== Given problem ==
Rewrite the entries from their start through the line containing "The mold resin portion 130 is at (688, 489).", inclusive, as a Markdown table with the columns Row and Line. Number each row, skip blank lines, and leave the pictures out.

* * *

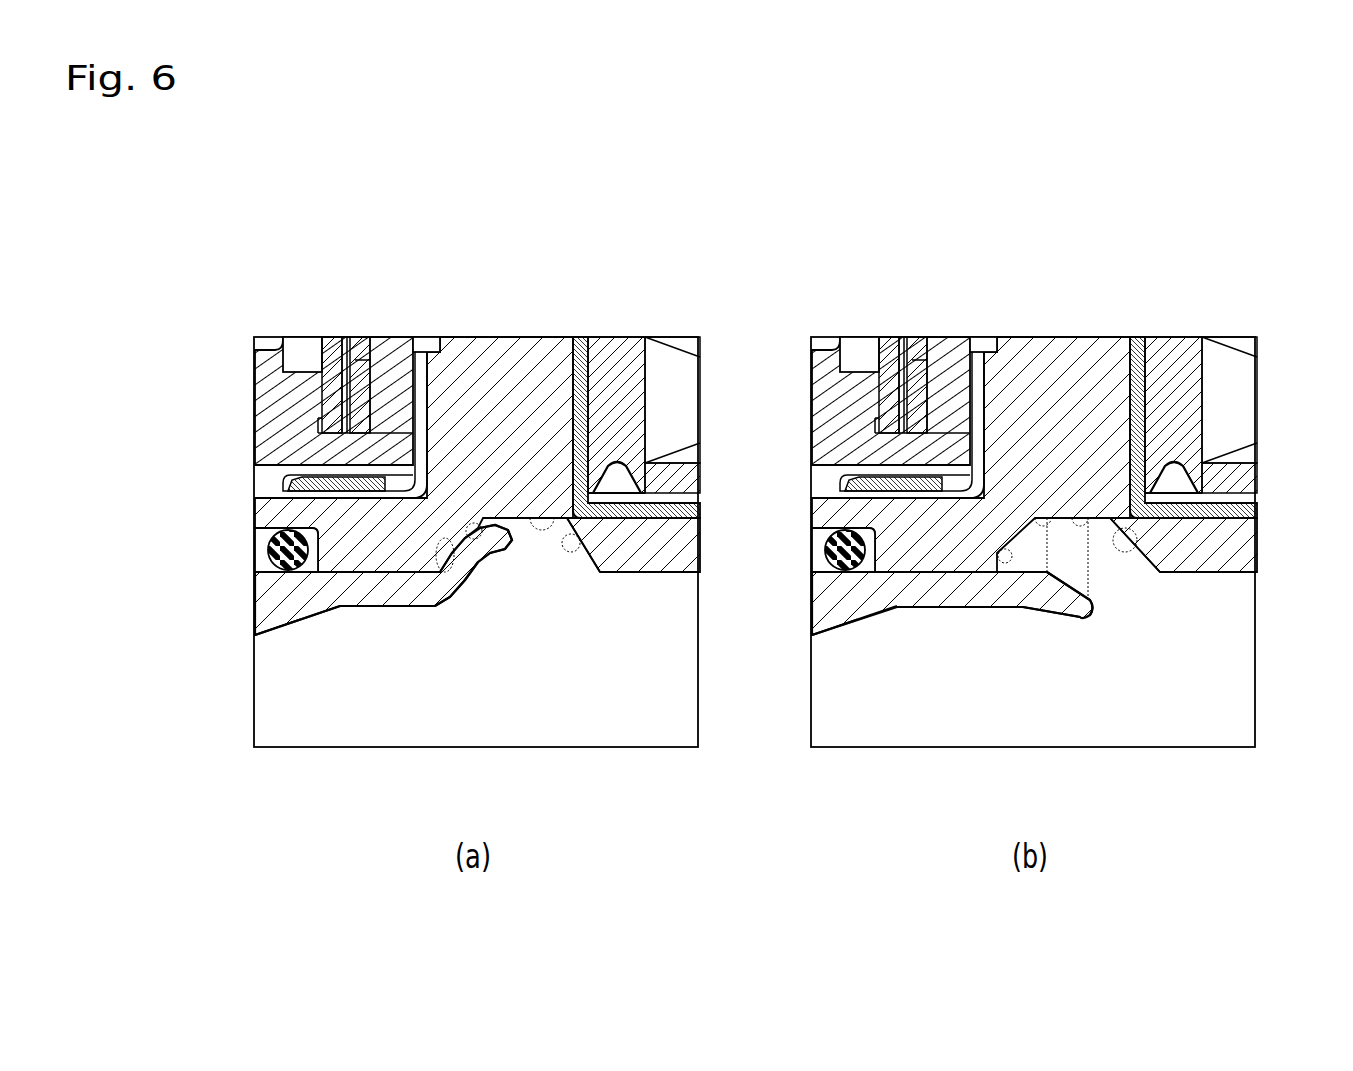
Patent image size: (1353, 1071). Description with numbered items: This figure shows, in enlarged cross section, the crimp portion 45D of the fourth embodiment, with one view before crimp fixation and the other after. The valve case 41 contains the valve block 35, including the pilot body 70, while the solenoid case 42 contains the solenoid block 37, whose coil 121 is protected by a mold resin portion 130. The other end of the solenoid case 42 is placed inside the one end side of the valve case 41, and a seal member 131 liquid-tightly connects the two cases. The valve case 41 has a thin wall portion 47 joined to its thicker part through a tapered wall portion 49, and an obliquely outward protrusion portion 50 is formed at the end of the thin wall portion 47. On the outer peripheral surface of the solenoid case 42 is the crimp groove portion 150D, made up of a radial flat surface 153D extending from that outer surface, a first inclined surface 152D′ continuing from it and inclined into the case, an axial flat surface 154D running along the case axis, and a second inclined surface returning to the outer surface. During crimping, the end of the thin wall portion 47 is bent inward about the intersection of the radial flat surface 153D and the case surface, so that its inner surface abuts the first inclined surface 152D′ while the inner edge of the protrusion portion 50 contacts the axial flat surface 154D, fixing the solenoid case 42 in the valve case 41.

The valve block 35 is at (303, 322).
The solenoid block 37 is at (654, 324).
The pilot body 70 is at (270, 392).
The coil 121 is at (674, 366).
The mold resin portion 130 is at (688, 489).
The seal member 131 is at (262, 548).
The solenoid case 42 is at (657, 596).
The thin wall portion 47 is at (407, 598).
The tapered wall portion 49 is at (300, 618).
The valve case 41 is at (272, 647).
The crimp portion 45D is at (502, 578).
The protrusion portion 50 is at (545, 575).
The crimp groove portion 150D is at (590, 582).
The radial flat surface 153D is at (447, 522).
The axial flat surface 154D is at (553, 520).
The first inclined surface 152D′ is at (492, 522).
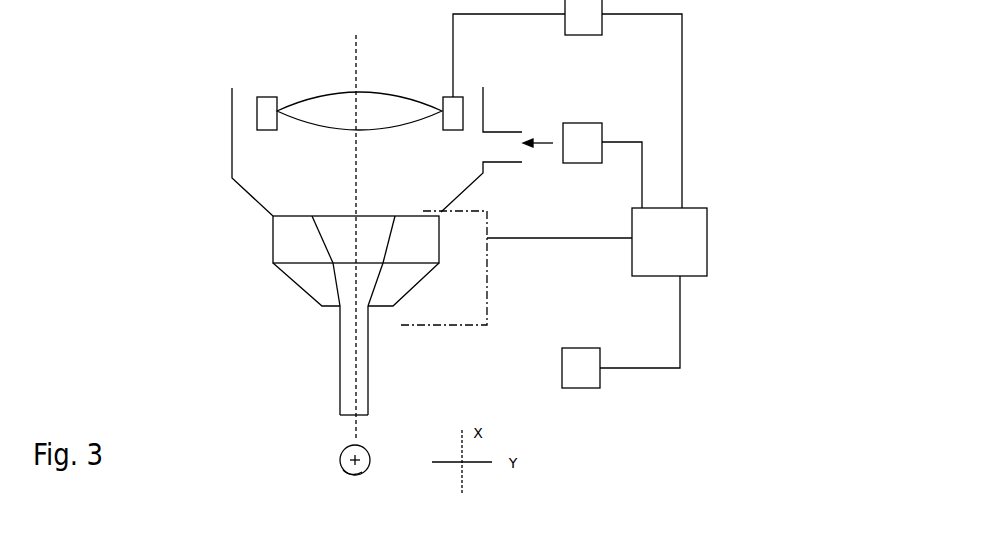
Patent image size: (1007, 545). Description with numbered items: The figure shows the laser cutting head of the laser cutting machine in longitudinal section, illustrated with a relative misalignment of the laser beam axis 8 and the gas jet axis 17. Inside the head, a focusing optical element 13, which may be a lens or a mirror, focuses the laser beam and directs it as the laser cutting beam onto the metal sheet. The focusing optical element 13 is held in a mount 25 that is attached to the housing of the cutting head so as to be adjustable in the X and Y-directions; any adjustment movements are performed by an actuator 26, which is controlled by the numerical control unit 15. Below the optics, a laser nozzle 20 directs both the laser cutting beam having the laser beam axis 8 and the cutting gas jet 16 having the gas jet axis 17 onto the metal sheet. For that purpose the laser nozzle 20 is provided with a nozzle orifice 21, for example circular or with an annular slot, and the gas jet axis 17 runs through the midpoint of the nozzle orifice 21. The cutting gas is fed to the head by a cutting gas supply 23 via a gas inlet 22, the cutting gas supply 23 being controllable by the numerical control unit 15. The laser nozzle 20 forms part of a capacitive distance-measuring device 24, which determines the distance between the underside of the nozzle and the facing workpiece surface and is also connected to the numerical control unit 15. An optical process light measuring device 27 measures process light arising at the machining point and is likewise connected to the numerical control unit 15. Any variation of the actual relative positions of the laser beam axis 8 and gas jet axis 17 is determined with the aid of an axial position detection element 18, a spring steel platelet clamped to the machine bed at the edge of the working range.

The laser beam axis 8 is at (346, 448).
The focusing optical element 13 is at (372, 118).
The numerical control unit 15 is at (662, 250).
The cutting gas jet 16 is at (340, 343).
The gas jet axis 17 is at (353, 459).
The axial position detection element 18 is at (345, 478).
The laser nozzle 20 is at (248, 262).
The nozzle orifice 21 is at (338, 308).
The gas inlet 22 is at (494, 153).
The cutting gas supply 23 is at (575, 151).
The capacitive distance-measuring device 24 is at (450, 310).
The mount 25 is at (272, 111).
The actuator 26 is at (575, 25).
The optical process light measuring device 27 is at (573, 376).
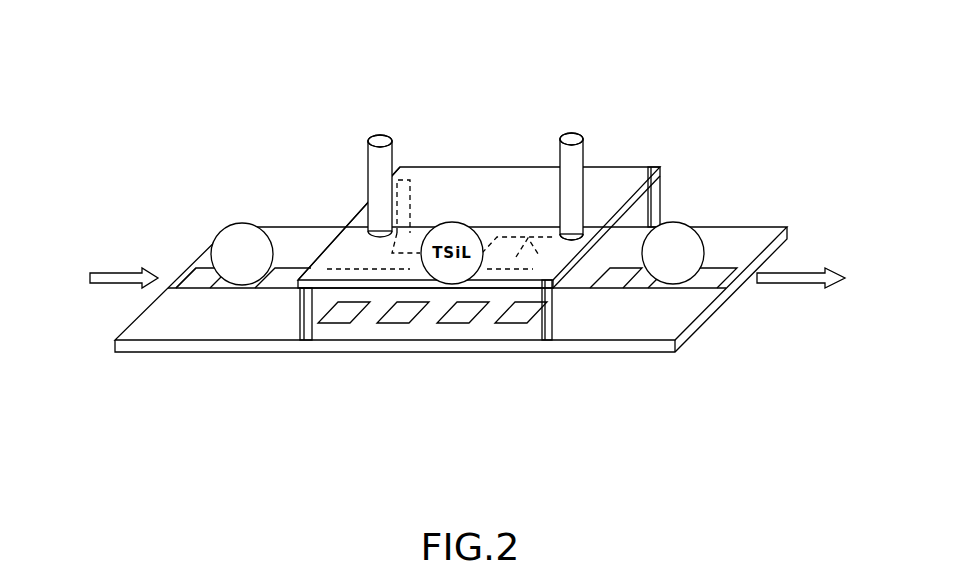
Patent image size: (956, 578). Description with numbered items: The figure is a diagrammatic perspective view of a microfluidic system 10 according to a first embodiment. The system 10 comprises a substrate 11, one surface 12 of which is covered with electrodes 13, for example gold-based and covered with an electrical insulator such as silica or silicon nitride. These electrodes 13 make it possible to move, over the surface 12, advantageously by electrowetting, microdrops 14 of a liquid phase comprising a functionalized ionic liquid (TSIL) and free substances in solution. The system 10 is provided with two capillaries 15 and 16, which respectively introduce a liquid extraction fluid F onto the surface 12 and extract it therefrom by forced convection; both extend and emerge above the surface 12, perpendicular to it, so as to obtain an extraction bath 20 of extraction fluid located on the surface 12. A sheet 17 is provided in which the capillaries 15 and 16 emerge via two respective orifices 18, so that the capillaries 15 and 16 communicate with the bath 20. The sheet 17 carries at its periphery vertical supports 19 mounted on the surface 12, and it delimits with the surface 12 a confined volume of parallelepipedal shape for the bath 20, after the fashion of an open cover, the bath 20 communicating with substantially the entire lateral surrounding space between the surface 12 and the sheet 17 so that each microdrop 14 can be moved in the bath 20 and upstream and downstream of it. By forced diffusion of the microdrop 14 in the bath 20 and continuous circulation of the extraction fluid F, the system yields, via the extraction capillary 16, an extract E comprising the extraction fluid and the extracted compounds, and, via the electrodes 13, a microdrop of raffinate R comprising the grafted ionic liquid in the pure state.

* * *

== Correct output ==
| Row | Line |
|---|---|
| 1 | Patent image size: (1353, 1071). Description with numbered items: This figure shows, in enlarged cross section, the crimp portion 45D of the fourth embodiment, with one view before crimp fixation and the other after. The valve case 41 contains the valve block 35, including the pilot body 70, while the solenoid case 42 contains the solenoid block 37, whose coil 121 is protected by a mold resin portion 130. The other end of the solenoid case 42 is placed inside the one end side of the valve case 41, and a seal member 131 liquid-tightly connects the two cases. The valve case 41 has a thin wall portion 47 joined to its thicker part through a tapered wall portion 49, and an obliquely outward protrusion portion 50 is formed at the end of the thin wall portion 47. On the outer peripheral surface of the solenoid case 42 is the crimp groove portion 150D, made up of a radial flat surface 153D extending from that outer surface, a first inclined surface 152D′ continuing from it and inclined into the case, an axial flat surface 154D running along the case axis, and a second inclined surface returning to the outer surface. During crimping, the end of the thin wall portion 47 is bent inward about the intersection of the radial flat surface 153D and the case surface, so that its inner surface abuts the first inclined surface 152D′ while the inner edge of the protrusion portion 50 contacts the axial flat surface 154D, fixing the solenoid case 42 in the valve case 41. |
| 2 | The valve block 35 is at (303, 322). |
| 3 | The solenoid block 37 is at (654, 324). |
| 4 | The pilot body 70 is at (270, 392). |
| 5 | The coil 121 is at (674, 366). |
| 6 | The mold resin portion 130 is at (688, 489). |